Stored data
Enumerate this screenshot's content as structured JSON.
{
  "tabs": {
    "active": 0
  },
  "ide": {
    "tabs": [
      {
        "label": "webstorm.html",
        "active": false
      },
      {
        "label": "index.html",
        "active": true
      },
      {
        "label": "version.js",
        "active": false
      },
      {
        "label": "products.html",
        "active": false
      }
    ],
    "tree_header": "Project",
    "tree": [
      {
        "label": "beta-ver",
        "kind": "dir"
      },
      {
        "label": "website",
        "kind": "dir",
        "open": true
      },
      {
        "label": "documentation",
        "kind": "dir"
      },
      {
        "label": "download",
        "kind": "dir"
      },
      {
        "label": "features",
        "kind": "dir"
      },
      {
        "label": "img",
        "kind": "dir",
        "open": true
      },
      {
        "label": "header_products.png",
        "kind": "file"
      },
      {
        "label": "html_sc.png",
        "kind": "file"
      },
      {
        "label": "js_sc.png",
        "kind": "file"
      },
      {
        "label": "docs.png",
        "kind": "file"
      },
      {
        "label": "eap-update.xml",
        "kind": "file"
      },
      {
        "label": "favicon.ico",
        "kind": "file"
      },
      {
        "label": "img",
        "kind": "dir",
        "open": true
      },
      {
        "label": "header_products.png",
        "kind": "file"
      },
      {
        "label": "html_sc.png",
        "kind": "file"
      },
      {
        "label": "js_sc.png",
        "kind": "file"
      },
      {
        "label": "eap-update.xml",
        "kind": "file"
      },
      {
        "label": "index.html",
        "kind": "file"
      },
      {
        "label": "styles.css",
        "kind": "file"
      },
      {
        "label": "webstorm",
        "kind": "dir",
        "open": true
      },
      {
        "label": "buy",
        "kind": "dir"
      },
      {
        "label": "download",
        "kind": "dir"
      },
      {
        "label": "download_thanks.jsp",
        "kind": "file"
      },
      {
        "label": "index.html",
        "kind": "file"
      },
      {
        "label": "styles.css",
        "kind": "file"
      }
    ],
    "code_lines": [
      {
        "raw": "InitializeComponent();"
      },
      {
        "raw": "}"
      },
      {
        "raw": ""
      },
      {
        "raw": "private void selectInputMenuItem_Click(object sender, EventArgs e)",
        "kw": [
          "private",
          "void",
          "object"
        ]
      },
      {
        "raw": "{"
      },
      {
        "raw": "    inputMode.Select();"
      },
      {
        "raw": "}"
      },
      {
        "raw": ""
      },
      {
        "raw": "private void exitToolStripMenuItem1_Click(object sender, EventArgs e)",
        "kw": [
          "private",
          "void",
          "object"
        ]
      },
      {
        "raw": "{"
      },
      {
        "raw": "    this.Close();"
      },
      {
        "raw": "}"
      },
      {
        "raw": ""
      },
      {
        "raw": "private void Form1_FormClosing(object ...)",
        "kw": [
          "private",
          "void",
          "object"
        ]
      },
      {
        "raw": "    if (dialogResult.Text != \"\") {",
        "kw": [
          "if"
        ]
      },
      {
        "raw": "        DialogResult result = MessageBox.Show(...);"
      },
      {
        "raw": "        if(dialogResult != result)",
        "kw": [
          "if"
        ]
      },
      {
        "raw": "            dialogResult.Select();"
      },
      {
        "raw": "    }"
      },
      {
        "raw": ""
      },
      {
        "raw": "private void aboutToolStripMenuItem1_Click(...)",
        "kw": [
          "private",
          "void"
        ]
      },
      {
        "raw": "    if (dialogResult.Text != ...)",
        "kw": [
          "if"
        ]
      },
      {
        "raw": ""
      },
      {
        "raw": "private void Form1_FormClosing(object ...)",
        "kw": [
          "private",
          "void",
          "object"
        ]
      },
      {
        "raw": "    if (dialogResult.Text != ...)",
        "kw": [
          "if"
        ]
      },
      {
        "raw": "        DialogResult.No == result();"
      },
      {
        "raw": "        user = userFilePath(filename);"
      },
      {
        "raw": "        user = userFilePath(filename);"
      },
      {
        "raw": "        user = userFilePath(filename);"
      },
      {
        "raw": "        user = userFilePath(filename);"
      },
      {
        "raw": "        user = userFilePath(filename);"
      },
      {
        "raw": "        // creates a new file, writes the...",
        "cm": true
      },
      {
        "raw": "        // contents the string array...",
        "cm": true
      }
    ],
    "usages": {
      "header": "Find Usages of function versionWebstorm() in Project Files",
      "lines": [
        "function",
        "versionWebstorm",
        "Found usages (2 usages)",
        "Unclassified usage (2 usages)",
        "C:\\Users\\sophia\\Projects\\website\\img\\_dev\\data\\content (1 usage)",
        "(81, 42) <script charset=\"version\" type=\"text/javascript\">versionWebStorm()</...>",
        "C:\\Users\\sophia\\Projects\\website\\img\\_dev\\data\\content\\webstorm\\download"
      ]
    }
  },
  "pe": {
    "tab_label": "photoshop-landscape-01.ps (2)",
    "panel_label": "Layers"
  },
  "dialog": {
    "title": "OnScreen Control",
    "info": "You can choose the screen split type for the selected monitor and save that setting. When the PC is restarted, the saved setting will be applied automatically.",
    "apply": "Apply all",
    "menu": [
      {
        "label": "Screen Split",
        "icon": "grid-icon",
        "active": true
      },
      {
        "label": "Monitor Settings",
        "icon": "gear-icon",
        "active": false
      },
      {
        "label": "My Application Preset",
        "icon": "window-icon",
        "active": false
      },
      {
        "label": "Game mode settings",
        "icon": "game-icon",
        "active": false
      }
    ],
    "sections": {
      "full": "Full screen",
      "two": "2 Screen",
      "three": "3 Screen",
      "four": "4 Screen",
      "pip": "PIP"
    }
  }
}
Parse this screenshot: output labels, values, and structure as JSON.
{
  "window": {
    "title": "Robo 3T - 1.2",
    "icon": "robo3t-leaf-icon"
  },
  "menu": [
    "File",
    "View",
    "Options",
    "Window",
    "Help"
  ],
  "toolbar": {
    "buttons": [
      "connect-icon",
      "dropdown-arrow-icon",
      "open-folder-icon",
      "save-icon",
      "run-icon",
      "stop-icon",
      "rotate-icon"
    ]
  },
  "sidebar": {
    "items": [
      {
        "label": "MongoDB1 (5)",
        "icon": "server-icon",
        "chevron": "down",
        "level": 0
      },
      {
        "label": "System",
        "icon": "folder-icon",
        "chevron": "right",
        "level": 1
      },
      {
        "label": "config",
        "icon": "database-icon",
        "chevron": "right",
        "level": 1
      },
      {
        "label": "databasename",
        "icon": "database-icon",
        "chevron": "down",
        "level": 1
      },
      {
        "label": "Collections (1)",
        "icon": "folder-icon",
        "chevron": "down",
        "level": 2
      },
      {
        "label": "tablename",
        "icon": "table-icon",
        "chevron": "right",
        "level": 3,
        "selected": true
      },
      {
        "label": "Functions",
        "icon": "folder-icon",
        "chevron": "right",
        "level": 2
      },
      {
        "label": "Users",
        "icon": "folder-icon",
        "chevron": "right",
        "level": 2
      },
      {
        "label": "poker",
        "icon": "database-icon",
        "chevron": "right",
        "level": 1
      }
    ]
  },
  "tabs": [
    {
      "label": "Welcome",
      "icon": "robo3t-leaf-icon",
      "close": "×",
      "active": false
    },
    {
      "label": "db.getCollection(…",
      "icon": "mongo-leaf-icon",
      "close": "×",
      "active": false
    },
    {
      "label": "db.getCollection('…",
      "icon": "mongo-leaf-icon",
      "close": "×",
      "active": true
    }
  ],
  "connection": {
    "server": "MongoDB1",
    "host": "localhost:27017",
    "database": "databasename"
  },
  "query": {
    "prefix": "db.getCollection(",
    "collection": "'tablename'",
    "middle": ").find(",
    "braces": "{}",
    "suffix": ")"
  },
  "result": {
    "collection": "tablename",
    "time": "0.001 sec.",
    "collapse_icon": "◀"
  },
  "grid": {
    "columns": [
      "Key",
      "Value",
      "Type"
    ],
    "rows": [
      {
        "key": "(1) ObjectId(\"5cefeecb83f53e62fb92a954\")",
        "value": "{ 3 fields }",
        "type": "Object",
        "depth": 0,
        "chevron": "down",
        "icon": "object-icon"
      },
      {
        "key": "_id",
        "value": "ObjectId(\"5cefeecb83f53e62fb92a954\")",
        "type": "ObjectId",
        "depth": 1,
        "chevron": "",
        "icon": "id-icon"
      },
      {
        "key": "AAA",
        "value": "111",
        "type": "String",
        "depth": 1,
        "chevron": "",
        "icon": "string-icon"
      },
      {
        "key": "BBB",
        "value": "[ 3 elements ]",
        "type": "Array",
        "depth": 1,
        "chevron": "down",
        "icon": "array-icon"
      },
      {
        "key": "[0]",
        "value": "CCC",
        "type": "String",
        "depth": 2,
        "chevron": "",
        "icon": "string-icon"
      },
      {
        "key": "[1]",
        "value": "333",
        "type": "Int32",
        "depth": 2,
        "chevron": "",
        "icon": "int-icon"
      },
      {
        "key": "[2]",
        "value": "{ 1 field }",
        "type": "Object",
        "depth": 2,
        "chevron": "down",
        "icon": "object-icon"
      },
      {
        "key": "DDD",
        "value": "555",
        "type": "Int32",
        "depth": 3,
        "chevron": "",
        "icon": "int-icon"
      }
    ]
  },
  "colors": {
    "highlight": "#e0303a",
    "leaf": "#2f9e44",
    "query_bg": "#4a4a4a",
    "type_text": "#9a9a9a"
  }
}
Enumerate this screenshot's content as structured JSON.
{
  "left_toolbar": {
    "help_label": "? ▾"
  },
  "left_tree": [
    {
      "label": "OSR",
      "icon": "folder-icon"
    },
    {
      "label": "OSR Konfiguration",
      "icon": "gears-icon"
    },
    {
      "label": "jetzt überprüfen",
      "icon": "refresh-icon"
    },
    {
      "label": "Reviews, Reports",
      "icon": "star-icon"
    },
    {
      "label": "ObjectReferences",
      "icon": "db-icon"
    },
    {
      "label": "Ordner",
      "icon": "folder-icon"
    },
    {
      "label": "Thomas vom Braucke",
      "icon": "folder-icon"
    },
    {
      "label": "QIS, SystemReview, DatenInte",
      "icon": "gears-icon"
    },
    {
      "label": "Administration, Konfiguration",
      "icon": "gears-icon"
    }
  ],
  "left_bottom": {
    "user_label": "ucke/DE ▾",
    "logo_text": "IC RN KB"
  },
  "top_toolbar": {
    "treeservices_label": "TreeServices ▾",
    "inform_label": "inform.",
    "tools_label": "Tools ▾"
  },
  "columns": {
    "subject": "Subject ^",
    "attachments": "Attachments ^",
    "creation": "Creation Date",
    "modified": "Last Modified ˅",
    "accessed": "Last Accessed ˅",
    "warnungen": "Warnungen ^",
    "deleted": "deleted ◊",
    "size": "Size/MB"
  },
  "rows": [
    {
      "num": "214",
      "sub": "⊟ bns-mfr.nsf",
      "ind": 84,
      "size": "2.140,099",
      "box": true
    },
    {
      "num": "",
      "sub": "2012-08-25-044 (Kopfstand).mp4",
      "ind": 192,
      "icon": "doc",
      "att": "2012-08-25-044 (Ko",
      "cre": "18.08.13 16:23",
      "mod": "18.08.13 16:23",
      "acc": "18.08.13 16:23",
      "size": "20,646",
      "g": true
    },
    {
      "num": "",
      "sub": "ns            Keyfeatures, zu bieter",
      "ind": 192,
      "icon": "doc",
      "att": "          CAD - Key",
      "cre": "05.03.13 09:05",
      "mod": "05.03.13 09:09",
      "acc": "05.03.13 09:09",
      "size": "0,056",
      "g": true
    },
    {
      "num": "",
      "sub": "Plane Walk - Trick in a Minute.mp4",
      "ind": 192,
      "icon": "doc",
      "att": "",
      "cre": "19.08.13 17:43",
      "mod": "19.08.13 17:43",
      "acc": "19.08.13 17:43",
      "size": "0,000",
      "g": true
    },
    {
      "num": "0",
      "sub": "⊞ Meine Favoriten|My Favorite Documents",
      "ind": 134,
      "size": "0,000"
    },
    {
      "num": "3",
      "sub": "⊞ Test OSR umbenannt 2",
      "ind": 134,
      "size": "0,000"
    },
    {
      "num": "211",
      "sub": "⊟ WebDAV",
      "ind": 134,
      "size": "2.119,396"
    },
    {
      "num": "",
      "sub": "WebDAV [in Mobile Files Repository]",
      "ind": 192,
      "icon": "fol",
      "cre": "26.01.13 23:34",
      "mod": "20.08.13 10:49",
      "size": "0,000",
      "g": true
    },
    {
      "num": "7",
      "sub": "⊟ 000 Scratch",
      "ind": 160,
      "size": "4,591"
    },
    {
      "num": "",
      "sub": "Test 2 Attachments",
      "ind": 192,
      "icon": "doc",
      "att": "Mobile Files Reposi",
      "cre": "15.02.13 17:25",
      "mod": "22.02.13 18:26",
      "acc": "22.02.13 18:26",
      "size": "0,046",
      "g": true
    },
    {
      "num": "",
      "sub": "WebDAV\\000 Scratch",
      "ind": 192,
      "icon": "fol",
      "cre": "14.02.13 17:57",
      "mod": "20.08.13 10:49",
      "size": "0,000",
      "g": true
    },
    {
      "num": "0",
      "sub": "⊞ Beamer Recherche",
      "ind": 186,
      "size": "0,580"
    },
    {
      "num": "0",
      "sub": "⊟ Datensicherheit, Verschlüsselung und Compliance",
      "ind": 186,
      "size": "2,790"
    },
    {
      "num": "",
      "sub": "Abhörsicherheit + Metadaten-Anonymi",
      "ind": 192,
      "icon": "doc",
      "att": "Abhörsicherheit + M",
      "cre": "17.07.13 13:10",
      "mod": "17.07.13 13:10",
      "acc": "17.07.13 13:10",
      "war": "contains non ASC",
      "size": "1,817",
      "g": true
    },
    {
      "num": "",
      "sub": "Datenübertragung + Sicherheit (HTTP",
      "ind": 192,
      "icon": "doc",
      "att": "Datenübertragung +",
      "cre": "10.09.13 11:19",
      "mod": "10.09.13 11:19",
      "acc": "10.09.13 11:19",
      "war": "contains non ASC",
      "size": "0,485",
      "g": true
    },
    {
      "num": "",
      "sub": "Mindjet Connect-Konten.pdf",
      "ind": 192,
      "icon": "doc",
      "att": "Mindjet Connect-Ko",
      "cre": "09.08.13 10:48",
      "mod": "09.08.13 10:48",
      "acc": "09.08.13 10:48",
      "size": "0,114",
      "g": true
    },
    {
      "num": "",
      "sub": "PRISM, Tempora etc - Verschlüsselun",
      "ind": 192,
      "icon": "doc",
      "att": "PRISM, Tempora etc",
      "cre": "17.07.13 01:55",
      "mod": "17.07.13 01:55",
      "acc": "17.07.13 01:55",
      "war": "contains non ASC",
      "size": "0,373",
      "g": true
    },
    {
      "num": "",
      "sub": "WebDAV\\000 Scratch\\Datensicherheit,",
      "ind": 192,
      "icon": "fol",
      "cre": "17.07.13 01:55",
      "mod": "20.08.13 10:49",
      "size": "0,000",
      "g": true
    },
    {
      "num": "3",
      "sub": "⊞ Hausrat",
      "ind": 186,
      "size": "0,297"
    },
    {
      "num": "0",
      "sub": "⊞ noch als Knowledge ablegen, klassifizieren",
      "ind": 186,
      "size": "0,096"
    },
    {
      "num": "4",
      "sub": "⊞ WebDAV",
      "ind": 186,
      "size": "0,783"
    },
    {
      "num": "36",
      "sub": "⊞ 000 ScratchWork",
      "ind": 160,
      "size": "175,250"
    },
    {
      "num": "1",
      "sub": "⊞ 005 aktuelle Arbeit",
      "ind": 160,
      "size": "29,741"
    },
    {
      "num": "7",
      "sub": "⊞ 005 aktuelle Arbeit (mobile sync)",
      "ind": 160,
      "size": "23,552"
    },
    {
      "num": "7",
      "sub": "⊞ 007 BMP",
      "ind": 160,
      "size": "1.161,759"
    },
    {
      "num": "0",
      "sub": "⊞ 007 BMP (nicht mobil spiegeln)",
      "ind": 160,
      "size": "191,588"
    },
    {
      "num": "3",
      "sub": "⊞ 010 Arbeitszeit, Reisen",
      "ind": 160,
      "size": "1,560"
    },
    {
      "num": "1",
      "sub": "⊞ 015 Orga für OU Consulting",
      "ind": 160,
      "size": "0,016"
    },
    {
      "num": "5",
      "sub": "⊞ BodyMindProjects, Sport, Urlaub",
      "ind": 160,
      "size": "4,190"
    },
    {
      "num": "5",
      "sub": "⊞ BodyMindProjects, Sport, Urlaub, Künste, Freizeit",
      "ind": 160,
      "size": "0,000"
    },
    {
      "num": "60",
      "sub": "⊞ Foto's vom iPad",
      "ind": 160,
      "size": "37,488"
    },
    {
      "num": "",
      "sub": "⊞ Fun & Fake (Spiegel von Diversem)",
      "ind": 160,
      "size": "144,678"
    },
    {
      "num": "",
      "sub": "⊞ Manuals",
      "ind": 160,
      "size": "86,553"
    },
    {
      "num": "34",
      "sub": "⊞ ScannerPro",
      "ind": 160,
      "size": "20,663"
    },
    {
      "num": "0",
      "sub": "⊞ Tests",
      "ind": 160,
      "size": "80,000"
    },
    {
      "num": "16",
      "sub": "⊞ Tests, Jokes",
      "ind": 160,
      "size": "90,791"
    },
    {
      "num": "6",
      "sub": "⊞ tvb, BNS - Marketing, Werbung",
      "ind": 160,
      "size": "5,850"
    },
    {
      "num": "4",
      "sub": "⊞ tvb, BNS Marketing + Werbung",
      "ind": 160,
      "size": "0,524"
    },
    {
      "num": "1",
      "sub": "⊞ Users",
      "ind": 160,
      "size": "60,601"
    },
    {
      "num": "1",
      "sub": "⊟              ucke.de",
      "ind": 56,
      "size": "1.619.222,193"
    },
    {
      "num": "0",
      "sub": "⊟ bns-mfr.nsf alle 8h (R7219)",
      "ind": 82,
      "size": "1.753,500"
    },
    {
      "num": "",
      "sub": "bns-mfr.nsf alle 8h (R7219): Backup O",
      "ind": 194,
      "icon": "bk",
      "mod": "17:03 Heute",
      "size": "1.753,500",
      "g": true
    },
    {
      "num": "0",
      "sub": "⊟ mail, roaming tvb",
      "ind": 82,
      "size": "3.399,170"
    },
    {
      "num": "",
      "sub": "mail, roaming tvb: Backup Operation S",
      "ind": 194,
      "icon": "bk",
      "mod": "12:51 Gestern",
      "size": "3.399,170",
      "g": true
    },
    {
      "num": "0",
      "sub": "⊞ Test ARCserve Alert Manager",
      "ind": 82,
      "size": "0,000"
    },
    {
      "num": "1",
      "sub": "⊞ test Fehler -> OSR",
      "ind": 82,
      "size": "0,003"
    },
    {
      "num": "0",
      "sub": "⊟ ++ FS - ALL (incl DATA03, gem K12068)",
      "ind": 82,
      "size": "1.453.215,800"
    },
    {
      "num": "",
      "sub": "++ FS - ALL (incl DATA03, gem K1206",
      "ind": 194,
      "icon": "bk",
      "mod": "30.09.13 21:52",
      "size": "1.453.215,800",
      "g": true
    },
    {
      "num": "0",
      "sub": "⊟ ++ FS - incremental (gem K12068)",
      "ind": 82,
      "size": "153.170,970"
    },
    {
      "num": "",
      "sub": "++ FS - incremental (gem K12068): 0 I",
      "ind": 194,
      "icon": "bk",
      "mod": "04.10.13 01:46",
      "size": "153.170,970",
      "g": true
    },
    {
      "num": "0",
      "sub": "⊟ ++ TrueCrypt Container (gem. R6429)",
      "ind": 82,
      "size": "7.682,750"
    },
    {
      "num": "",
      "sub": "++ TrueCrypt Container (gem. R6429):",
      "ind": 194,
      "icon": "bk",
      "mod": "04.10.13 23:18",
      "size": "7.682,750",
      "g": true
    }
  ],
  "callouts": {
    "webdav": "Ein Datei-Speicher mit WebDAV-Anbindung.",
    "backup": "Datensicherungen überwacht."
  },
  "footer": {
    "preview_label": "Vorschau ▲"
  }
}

Task brief
Filter the entries down to the lines with the word "incl" in them.

Reply
      "sub": "⊟ ++ FS - ALL (incl DATA03, gem K12068)",
      "sub": "++ FS - ALL (incl DATA03, gem K1206",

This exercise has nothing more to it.